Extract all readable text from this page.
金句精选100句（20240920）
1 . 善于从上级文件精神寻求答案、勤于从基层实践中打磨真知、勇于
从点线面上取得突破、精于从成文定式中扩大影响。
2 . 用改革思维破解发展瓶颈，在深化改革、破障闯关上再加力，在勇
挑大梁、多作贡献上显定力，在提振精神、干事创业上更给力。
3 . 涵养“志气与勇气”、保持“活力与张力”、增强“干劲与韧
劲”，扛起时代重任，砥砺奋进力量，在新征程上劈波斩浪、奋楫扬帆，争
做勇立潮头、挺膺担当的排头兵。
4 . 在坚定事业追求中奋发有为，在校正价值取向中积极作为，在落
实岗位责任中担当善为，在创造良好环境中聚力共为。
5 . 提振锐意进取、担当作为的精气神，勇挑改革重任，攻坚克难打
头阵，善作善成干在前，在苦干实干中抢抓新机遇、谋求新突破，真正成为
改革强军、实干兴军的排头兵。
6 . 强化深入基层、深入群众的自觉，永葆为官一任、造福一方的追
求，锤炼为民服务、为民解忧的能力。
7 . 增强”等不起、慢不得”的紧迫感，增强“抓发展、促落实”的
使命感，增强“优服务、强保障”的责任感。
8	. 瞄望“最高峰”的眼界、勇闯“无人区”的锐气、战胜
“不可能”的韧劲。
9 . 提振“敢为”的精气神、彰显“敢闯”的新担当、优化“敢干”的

◇ ◇ ◇ ◇ ◇

What is asked
Set out the complete listing exactly as shown.

Output
Extract all readable text from this page.
金句精选100句（20240920）
1 . 善于从上级文件精神寻求答案、勤于从基层实践中打磨真知、勇于
从点线面上取得突破、精于从成文定式中扩大影响。
2 . 用改革思维破解发展瓶颈，在深化改革、破障闯关上再加力，在勇
挑大梁、多作贡献上显定力，在提振精神、干事创业上更给力。
3 . 涵养“志气与勇气”、保持“活力与张力”、增强“干劲与韧
劲”，扛起时代重任，砥砺奋进力量，在新征程上劈波斩浪、奋楫扬帆，争
做勇立潮头、挺膺担当的排头兵。
4 . 在坚定事业追求中奋发有为，在校正价值取向中积极作为，在落
实岗位责任中担当善为，在创造良好环境中聚力共为。
5 . 提振锐意进取、担当作为的精气神，勇挑改革重任，攻坚克难打
头阵，善作善成干在前，在苦干实干中抢抓新机遇、谋求新突破，真正成为
改革强军、实干兴军的排头兵。
6 . 强化深入基层、深入群众的自觉，永葆为官一任、造福一方的追
求，锤炼为民服务、为民解忧的能力。
7 . 增强”等不起、慢不得”的紧迫感，增强“抓发展、促落实”的
使命感，增强“优服务、强保障”的责任感。
8	. 瞄望“最高峰”的眼界、勇闯“无人区”的锐气、战胜
“不可能”的韧劲。
9 . 提振“敢为”的精气神、彰显“敢闯”的新担当、优化“敢干”的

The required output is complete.